*TO BE DONE*
Give only one thing: the number of lines that include the word "text".

*Dataset items*

******

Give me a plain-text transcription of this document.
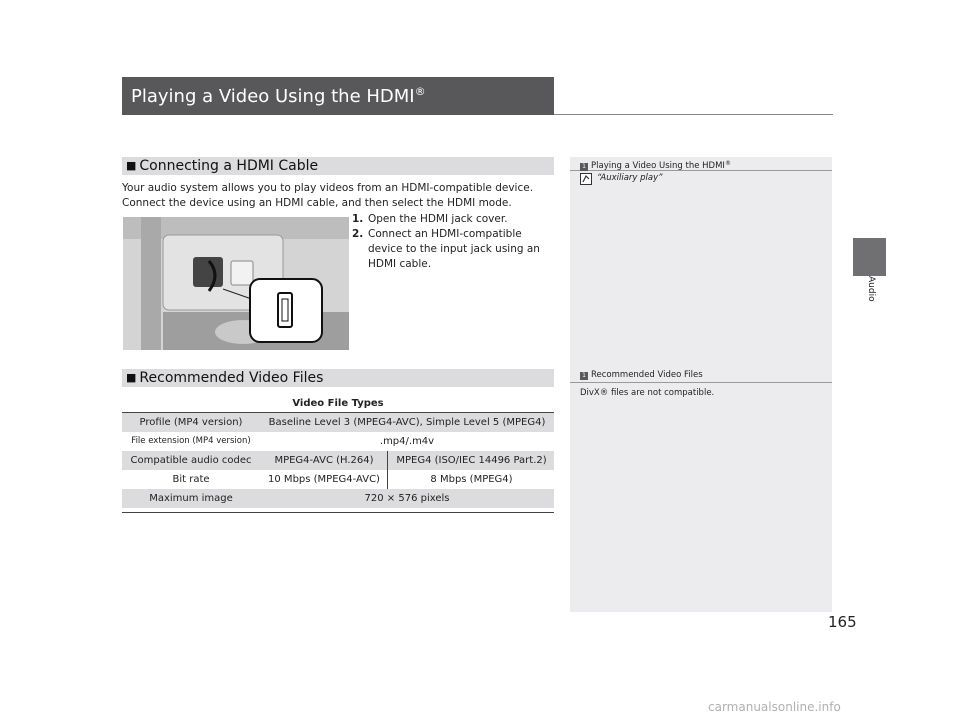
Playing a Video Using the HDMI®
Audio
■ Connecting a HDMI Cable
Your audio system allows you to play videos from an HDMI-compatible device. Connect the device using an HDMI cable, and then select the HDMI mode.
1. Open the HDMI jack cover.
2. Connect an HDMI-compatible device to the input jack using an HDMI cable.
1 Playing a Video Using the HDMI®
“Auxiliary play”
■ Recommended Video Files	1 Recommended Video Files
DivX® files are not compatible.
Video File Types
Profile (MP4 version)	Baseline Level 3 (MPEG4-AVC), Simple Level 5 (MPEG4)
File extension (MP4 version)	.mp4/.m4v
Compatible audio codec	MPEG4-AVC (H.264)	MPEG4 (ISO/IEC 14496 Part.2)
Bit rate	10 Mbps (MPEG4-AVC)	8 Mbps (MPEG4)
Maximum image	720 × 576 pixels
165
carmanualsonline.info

******

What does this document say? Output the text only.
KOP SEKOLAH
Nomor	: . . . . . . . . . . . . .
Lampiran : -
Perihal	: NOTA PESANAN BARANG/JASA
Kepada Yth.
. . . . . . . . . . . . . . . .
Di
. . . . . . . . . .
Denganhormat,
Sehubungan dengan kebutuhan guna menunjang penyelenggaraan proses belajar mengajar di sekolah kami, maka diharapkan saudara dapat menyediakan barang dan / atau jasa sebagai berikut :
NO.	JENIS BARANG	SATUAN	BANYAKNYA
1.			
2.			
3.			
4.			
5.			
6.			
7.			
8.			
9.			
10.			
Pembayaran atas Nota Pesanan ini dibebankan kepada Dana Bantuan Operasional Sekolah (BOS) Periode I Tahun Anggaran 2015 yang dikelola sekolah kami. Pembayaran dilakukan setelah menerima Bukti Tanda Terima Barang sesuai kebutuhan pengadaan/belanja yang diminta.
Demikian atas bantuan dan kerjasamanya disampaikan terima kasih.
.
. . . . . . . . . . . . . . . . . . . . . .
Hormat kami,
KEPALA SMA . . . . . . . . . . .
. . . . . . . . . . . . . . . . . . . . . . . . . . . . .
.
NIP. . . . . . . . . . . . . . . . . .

******

*WRITTEN REPLY*
2